What is required: Go through the listing and copy every line word for word.

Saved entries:
— BEGIN —
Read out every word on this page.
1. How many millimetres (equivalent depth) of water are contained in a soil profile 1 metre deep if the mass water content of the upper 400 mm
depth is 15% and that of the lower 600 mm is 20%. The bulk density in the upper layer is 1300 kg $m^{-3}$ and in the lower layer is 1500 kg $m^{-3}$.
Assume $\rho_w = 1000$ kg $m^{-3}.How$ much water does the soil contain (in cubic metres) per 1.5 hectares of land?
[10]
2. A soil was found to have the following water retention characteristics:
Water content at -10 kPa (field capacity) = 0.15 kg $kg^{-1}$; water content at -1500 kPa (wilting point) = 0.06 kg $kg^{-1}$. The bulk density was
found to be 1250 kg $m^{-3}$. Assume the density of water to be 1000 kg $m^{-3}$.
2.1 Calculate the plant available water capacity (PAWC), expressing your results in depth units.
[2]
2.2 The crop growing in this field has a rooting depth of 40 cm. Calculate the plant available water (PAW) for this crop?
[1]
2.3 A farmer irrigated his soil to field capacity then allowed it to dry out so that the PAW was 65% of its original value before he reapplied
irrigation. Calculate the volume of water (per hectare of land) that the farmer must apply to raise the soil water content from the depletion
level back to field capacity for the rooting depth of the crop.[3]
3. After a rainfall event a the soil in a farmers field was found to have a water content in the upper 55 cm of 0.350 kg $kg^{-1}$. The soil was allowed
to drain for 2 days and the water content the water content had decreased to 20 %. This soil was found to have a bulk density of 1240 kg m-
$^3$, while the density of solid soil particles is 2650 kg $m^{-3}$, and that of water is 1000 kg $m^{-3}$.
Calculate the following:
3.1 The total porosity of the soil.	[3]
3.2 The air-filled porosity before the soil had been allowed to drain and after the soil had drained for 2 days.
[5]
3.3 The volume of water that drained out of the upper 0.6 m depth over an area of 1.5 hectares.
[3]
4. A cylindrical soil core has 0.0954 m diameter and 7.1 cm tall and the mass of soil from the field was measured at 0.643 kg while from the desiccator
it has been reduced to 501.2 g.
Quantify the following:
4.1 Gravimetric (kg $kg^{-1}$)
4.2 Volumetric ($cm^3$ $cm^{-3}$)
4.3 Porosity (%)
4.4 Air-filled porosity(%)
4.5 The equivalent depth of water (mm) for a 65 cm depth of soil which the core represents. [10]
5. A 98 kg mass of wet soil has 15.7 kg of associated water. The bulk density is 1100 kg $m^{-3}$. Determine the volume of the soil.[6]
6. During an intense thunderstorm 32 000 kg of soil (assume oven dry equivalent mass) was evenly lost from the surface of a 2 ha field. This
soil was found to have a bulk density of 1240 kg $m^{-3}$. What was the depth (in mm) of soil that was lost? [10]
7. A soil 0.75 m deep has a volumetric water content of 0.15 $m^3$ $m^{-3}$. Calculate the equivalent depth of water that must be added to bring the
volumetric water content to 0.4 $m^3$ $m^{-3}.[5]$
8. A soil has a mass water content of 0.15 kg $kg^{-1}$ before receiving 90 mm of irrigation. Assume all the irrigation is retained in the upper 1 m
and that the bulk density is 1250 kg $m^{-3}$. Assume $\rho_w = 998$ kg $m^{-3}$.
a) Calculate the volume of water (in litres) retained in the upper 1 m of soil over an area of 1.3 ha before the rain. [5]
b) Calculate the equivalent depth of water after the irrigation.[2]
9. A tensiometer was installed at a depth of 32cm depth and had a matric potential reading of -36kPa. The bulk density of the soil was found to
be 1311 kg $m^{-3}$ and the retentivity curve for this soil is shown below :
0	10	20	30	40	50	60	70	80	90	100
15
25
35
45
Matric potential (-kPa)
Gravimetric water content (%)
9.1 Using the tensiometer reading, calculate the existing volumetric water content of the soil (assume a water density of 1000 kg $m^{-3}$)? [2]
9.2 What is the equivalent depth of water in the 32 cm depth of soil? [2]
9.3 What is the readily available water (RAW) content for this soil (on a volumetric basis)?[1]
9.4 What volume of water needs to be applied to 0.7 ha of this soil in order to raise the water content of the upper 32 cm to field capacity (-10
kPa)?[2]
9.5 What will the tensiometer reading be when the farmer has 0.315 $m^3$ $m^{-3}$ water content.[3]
— END —
Output of the exercise:
Read out every word on this page.
1. How many millimetres (equivalent depth) of water are contained in a soil profile 1 metre deep if the mass water content of the upper 400 mm
depth is 15% and that of the lower 600 mm is 20%. The bulk density in the upper layer is 1300 kg $m^{-3}$ and in the lower layer is 1500 kg $m^{-3}$.
Assume $\rho_w = 1000$ kg $m^{-3}.How$ much water does the soil contain (in cubic metres) per 1.5 hectares of land?
[10]
2. A soil was found to have the following water retention characteristics:
Water content at -10 kPa (field capacity) = 0.15 kg $kg^{-1}$; water content at -1500 kPa (wilting point) = 0.06 kg $kg^{-1}$. The bulk density was
found to be 1250 kg $m^{-3}$. Assume the density of water to be 1000 kg $m^{-3}$.
2.1 Calculate the plant available water capacity (PAWC), expressing your results in depth units.
[2]
2.2 The crop growing in this field has a rooting depth of 40 cm. Calculate the plant available water (PAW) for this crop?
[1]
2.3 A farmer irrigated his soil to field capacity then allowed it to dry out so that the PAW was 65% of its original value before he reapplied
irrigation. Calculate the volume of water (per hectare of land) that the farmer must apply to raise the soil water content from the depletion
level back to field capacity for the rooting depth of the crop.[3]
3. After a rainfall event a the soil in a farmers field was found to have a water content in the upper 55 cm of 0.350 kg $kg^{-1}$. The soil was allowed
to drain for 2 days and the water content the water content had decreased to 20 %. This soil was found to have a bulk density of 1240 kg m-
$^3$, while the density of solid soil particles is 2650 kg $m^{-3}$, and that of water is 1000 kg $m^{-3}$.
Calculate the following:
3.1 The total porosity of the soil.	[3]
3.2 The air-filled porosity before the soil had been allowed to drain and after the soil had drained for 2 days.
[5]
3.3 The volume of water that drained out of the upper 0.6 m depth over an area of 1.5 hectares.
[3]
4. A cylindrical soil core has 0.0954 m diameter and 7.1 cm tall and the mass of soil from the field was measured at 0.643 kg while from the desiccator
it has been reduced to 501.2 g.
Quantify the following:
4.1 Gravimetric (kg $kg^{-1}$)
4.2 Volumetric ($cm^3$ $cm^{-3}$)
4.3 Porosity (%)
4.4 Air-filled porosity(%)
4.5 The equivalent depth of water (mm) for a 65 cm depth of soil which the core represents. [10]
5. A 98 kg mass of wet soil has 15.7 kg of associated water. The bulk density is 1100 kg $m^{-3}$. Determine the volume of the soil.[6]
6. During an intense thunderstorm 32 000 kg of soil (assume oven dry equivalent mass) was evenly lost from the surface of a 2 ha field. This
soil was found to have a bulk density of 1240 kg $m^{-3}$. What was the depth (in mm) of soil that was lost? [10]
7. A soil 0.75 m deep has a volumetric water content of 0.15 $m^3$ $m^{-3}$. Calculate the equivalent depth of water that must be added to bring the
volumetric water content to 0.4 $m^3$ $m^{-3}.[5]$
8. A soil has a mass water content of 0.15 kg $kg^{-1}$ before receiving 90 mm of irrigation. Assume all the irrigation is retained in the upper 1 m
and that the bulk density is 1250 kg $m^{-3}$. Assume $\rho_w = 998$ kg $m^{-3}$.
a) Calculate the volume of water (in litres) retained in the upper 1 m of soil over an area of 1.3 ha before the rain. [5]
b) Calculate the equivalent depth of water after the irrigation.[2]
9. A tensiometer was installed at a depth of 32cm depth and had a matric potential reading of -36kPa. The bulk density of the soil was found to
be 1311 kg $m^{-3}$ and the retentivity curve for this soil is shown below :
0	10	20	30	40	50	60	70	80	90	100
15
25
35
45
Matric potential (-kPa)
Gravimetric water content (%)
9.1 Using the tensiometer reading, calculate the existing volumetric water content of the soil (assume a water density of 1000 kg $m^{-3}$)? [2]
9.2 What is the equivalent depth of water in the 32 cm depth of soil? [2]
9.3 What is the readily available water (RAW) content for this soil (on a volumetric basis)?[1]
9.4 What volume of water needs to be applied to 0.7 ha of this soil in order to raise the water content of the upper 32 cm to field capacity (-10
kPa)?[2]
9.5 What will the tensiometer reading be when the farmer has 0.315 $m^3$ $m^{-3}$ water content.[3]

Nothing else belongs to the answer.